=== Selected passage ===
Kitchen v. Herbert is the federal case that successfully challenged Utah's constitutional ban on marriage for same-sex couples and similar statutes. Three same-sex couples filed suit in March 2013, naming as defendants Utah Governor Gary R. Herbert, Attorney General John Swallow, and Salt Lake County Clerk Sherrie Swensen in their official capacities.

The U.S. District Court for the District of Utah found the state's ban on same-sex marriage unconstitutional in December 2013. Its order that the state cease enforcing its ban took effect immediately. In January 2014, after stays had been denied by the District Court and the Tenth Circuit, the U.S. Supreme Court granted a stay of the District Court's order pending consideration of the appeal by the Tenth Circuit Court of Appeals.

In June 2014, the United States Court of Appeals for the Tenth Circuit affirmed the decision of the district court, finding that Utah's ban on same-sex marriage was unconstitutional, but stayed their mandate pending petition to the Supreme Court.

On October 6, 2014, the Supreme Court denied the petition for review without comment and the Tenth Circuit lifted its stay, putting into effect its order ending Utah's enforcement of its same-sex marriage ban.

==Background==
On November 2, 2004, Utah Constitutional Amendment 3, which defined marriage as a union exclusively between a man and woman passed by referendum and became part of the Utah State Constitution.
===
● Problem
Revise the Kitchen v. Herbert passage, starting with "On October 6, 2014, the" and going on through "same-sex marriage ban.", and replace "without comment" with "without explanation".
=== Provided data ===
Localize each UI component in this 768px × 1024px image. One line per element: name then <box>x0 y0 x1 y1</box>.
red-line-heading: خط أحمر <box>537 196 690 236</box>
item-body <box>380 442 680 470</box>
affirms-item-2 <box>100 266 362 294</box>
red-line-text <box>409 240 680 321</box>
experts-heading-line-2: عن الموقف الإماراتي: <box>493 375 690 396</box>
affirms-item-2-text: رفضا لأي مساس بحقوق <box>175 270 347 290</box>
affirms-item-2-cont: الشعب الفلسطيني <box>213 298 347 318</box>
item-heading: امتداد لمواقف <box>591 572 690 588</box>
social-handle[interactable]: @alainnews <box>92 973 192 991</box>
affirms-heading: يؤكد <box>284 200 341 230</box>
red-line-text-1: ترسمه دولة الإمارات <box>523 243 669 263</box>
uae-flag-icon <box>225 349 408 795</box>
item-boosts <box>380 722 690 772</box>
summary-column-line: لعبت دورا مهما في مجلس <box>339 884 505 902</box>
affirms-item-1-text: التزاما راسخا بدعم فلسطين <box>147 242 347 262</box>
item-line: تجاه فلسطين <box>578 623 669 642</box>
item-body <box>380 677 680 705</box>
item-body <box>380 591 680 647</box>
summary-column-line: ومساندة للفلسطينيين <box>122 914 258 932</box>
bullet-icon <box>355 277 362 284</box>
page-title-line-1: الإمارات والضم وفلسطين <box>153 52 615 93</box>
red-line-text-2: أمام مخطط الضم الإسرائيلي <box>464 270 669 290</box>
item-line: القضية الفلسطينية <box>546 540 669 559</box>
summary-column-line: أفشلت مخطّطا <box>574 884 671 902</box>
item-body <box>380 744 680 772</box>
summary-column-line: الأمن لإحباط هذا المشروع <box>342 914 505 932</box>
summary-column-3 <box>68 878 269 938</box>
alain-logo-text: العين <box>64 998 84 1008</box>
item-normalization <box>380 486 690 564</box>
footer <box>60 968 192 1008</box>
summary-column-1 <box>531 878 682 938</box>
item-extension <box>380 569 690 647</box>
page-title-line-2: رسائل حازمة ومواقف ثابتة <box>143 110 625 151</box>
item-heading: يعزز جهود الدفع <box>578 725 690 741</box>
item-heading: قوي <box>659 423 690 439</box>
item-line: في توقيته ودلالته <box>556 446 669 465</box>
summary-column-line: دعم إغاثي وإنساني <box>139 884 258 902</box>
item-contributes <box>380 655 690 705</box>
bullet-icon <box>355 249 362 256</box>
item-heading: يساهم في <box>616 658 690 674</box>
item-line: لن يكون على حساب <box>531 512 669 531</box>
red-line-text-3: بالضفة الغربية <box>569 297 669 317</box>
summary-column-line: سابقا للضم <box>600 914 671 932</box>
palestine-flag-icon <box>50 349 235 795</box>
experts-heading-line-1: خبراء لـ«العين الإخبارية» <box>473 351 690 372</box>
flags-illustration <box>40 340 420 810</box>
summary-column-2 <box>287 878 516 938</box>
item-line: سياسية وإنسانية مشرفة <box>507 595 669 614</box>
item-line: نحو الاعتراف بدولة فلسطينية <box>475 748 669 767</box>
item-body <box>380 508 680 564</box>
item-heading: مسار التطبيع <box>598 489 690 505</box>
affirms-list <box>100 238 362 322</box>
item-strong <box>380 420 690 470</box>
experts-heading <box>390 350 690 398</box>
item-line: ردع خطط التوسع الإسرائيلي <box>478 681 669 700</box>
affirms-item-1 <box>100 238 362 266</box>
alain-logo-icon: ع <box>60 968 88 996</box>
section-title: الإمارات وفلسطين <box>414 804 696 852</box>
===
● Result of the exercise
On October 6, 2014, the Supreme Court denied the petition for review without explanation and the Tenth Circuit lifted its stay, putting into effect its order ending Utah's enforcement of its same-sex marriage ban.